◆ AIM OF THE TASK ◆
Print all entries word for word.
************
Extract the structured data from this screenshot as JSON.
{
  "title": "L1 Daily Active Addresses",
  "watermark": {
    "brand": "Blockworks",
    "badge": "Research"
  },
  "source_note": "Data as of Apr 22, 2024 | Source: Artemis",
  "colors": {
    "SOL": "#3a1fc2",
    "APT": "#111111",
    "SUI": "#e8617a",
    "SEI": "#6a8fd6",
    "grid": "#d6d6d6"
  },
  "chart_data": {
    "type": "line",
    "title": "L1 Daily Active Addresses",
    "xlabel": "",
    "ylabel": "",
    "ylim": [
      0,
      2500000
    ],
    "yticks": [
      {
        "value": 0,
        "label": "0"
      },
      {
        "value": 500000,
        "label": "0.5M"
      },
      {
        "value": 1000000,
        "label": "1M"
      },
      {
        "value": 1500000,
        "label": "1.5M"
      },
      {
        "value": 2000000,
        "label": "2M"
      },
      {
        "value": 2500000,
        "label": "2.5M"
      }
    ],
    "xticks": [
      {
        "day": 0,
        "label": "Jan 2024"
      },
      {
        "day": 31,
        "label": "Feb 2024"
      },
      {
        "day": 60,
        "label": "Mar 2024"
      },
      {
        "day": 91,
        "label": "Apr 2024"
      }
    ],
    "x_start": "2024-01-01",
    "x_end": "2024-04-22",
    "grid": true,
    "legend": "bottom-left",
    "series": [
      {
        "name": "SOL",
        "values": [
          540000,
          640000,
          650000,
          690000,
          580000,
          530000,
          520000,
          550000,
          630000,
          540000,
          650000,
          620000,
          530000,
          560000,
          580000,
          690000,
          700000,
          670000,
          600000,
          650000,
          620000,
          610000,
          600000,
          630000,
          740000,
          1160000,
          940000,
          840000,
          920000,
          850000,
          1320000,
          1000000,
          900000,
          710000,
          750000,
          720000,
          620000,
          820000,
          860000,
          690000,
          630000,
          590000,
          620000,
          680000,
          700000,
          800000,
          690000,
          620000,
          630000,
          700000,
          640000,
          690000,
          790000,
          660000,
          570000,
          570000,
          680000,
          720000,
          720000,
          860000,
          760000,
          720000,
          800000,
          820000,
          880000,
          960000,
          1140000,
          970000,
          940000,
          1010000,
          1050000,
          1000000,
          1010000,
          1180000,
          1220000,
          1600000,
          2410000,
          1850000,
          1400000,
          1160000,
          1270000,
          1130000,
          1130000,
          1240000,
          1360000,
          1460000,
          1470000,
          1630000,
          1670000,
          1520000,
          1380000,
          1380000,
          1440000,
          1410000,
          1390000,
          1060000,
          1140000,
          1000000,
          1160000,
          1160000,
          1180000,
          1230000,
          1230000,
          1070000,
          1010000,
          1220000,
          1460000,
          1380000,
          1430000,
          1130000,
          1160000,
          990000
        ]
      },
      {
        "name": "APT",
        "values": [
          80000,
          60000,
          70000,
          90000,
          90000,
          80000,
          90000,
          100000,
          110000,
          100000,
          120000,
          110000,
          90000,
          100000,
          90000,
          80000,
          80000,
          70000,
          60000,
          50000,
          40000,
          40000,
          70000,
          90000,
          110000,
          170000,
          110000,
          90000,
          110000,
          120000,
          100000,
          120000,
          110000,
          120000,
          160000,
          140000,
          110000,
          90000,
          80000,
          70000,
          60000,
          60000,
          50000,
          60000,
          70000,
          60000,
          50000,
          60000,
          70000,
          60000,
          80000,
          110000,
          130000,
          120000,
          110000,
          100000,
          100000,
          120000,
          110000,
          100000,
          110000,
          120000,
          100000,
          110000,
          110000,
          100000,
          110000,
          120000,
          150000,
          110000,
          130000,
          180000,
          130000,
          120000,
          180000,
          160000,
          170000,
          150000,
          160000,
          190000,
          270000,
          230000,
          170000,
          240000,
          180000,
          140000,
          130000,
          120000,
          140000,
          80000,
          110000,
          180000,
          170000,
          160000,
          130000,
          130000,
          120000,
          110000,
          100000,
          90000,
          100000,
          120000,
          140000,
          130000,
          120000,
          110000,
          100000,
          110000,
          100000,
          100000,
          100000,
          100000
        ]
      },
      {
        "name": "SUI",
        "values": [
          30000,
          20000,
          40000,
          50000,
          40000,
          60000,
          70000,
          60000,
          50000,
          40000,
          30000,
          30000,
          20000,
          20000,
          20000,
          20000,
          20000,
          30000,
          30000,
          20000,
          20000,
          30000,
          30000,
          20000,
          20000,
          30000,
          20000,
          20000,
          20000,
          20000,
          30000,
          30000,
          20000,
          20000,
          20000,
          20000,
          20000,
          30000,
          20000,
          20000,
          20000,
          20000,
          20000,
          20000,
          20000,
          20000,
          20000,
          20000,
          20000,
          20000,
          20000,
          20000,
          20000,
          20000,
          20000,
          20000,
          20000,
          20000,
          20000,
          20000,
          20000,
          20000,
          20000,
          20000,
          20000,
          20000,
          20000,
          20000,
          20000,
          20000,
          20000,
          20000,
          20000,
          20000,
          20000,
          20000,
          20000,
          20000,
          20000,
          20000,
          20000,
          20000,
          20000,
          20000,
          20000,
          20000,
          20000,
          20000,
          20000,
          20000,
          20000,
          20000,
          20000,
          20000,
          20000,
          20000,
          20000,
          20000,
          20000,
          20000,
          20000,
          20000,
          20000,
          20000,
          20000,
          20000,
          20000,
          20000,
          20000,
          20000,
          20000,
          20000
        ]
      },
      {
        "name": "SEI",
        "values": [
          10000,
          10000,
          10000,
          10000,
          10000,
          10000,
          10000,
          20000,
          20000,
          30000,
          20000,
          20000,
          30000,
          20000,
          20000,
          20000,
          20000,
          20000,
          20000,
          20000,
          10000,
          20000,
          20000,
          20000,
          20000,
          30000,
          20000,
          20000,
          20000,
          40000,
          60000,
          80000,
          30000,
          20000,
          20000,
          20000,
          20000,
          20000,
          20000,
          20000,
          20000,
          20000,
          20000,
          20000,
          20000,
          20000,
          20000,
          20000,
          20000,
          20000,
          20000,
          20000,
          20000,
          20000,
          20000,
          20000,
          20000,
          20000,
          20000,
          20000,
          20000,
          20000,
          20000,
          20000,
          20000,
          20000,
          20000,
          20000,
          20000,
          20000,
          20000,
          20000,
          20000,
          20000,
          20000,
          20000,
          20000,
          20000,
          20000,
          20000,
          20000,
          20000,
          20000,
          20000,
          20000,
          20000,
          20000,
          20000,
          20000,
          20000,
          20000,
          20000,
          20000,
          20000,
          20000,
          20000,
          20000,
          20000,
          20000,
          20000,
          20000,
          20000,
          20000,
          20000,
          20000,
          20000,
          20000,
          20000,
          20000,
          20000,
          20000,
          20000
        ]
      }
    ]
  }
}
************
◆ SOLUTION ◆
Extract the structured data from this screenshot as JSON.
{
  "title": "L1 Daily Active Addresses",
  "watermark": {
    "brand": "Blockworks",
    "badge": "Research"
  },
  "source_note": "Data as of Apr 22, 2024 | Source: Artemis",
  "colors": {
    "SOL": "#3a1fc2",
    "APT": "#111111",
    "SUI": "#e8617a",
    "SEI": "#6a8fd6",
    "grid": "#d6d6d6"
  },
  "chart_data": {
    "type": "line",
    "title": "L1 Daily Active Addresses",
    "xlabel": "",
    "ylabel": "",
    "ylim": [
      0,
      2500000
    ],
    "yticks": [
      {
        "value": 0,
        "label": "0"
      },
      {
        "value": 500000,
        "label": "0.5M"
      },
      {
        "value": 1000000,
        "label": "1M"
      },
      {
        "value": 1500000,
        "label": "1.5M"
      },
      {
        "value": 2000000,
        "label": "2M"
      },
      {
        "value": 2500000,
        "label": "2.5M"
      }
    ],
    "xticks": [
      {
        "day": 0,
        "label": "Jan 2024"
      },
      {
        "day": 31,
        "label": "Feb 2024"
      },
      {
        "day": 60,
        "label": "Mar 2024"
      },
      {
        "day": 91,
        "label": "Apr 2024"
      }
    ],
    "x_start": "2024-01-01",
    "x_end": "2024-04-22",
    "grid": true,
    "legend": "bottom-left",
    "series": [
      {
        "name": "SOL",
        "values": [
          540000,
          640000,
          650000,
          690000,
          580000,
          530000,
          520000,
          550000,
          630000,
          540000,
          650000,
          620000,
          530000,
          560000,
          580000,
          690000,
          700000,
          670000,
          600000,
          650000,
          620000,
          610000,
          600000,
          630000,
          740000,
          1160000,
          940000,
          840000,
          920000,
          850000,
          1320000,
          1000000,
          900000,
          710000,
          750000,
          720000,
          620000,
          820000,
          860000,
          690000,
          630000,
          590000,
          620000,
          680000,
          700000,
          800000,
          690000,
          620000,
          630000,
          700000,
          640000,
          690000,
          790000,
          660000,
          570000,
          570000,
          680000,
          720000,
          720000,
          860000,
          760000,
          720000,
          800000,
          820000,
          880000,
          960000,
          1140000,
          970000,
          940000,
          1010000,
          1050000,
          1000000,
          1010000,
          1180000,
          1220000,
          1600000,
          2410000,
          1850000,
          1400000,
          1160000,
          1270000,
          1130000,
          1130000,
          1240000,
          1360000,
          1460000,
          1470000,
          1630000,
          1670000,
          1520000,
          1380000,
          1380000,
          1440000,
          1410000,
          1390000,
          1060000,
          1140000,
          1000000,
          1160000,
          1160000,
          1180000,
          1230000,
          1230000,
          1070000,
          1010000,
          1220000,
          1460000,
          1380000,
          1430000,
          1130000,
          1160000,
          990000
        ]
      },
      {
        "name": "APT",
        "values": [
          80000,
          60000,
          70000,
          90000,
          90000,
          80000,
          90000,
          100000,
          110000,
          100000,
          120000,
          110000,
          90000,
          100000,
          90000,
          80000,
          80000,
          70000,
          60000,
          50000,
          40000,
          40000,
          70000,
          90000,
          110000,
          170000,
          110000,
          90000,
          110000,
          120000,
          100000,
          120000,
          110000,
          120000,
          160000,
          140000,
          110000,
          90000,
          80000,
          70000,
          60000,
          60000,
          50000,
          60000,
          70000,
          60000,
          50000,
          60000,
          70000,
          60000,
          80000,
          110000,
          130000,
          120000,
          110000,
          100000,
          100000,
          120000,
          110000,
          100000,
          110000,
          120000,
          100000,
          110000,
          110000,
          100000,
          110000,
          120000,
          150000,
          110000,
          130000,
          180000,
          130000,
          120000,
          180000,
          160000,
          170000,
          150000,
          160000,
          190000,
          270000,
          230000,
          170000,
          240000,
          180000,
          140000,
          130000,
          120000,
          140000,
          80000,
          110000,
          180000,
          170000,
          160000,
          130000,
          130000,
          120000,
          110000,
          100000,
          90000,
          100000,
          120000,
          140000,
          130000,
          120000,
          110000,
          100000,
          110000,
          100000,
          100000,
          100000,
          100000
        ]
      },
      {
        "name": "SUI",
        "values": [
          30000,
          20000,
          40000,
          50000,
          40000,
          60000,
          70000,
          60000,
          50000,
          40000,
          30000,
          30000,
          20000,
          20000,
          20000,
          20000,
          20000,
          30000,
          30000,
          20000,
          20000,
          30000,
          30000,
          20000,
          20000,
          30000,
          20000,
          20000,
          20000,
          20000,
          30000,
          30000,
          20000,
          20000,
          20000,
          20000,
          20000,
          30000,
          20000,
          20000,
          20000,
          20000,
          20000,
          20000,
          20000,
          20000,
          20000,
          20000,
          20000,
          20000,
          20000,
          20000,
          20000,
          20000,
          20000,
          20000,
          20000,
          20000,
          20000,
          20000,
          20000,
          20000,
          20000,
          20000,
          20000,
          20000,
          20000,
          20000,
          20000,
          20000,
          20000,
          20000,
          20000,
          20000,
          20000,
          20000,
          20000,
          20000,
          20000,
          20000,
          20000,
          20000,
          20000,
          20000,
          20000,
          20000,
          20000,
          20000,
          20000,
          20000,
          20000,
          20000,
          20000,
          20000,
          20000,
          20000,
          20000,
          20000,
          20000,
          20000,
          20000,
          20000,
          20000,
          20000,
          20000,
          20000,
          20000,
          20000,
          20000,
          20000,
          20000,
          20000
        ]
      },
      {
        "name": "SEI",
        "values": [
          10000,
          10000,
          10000,
          10000,
          10000,
          10000,
          10000,
          20000,
          20000,
          30000,
          20000,
          20000,
          30000,
          20000,
          20000,
          20000,
          20000,
          20000,
          20000,
          20000,
          10000,
          20000,
          20000,
          20000,
          20000,
          30000,
          20000,
          20000,
          20000,
          40000,
          60000,
          80000,
          30000,
          20000,
          20000,
          20000,
          20000,
          20000,
          20000,
          20000,
          20000,
          20000,
          20000,
          20000,
          20000,
          20000,
          20000,
          20000,
          20000,
          20000,
          20000,
          20000,
          20000,
          20000,
          20000,
          20000,
          20000,
          20000,
          20000,
          20000,
          20000,
          20000,
          20000,
          20000,
          20000,
          20000,
          20000,
          20000,
          20000,
          20000,
          20000,
          20000,
          20000,
          20000,
          20000,
          20000,
          20000,
          20000,
          20000,
          20000,
          20000,
          20000,
          20000,
          20000,
          20000,
          20000,
          20000,
          20000,
          20000,
          20000,
          20000,
          20000,
          20000,
          20000,
          20000,
          20000,
          20000,
          20000,
          20000,
          20000,
          20000,
          20000,
          20000,
          20000,
          20000,
          20000,
          20000,
          20000,
          20000,
          20000,
          20000,
          20000
        ]
      }
    ]
  }
}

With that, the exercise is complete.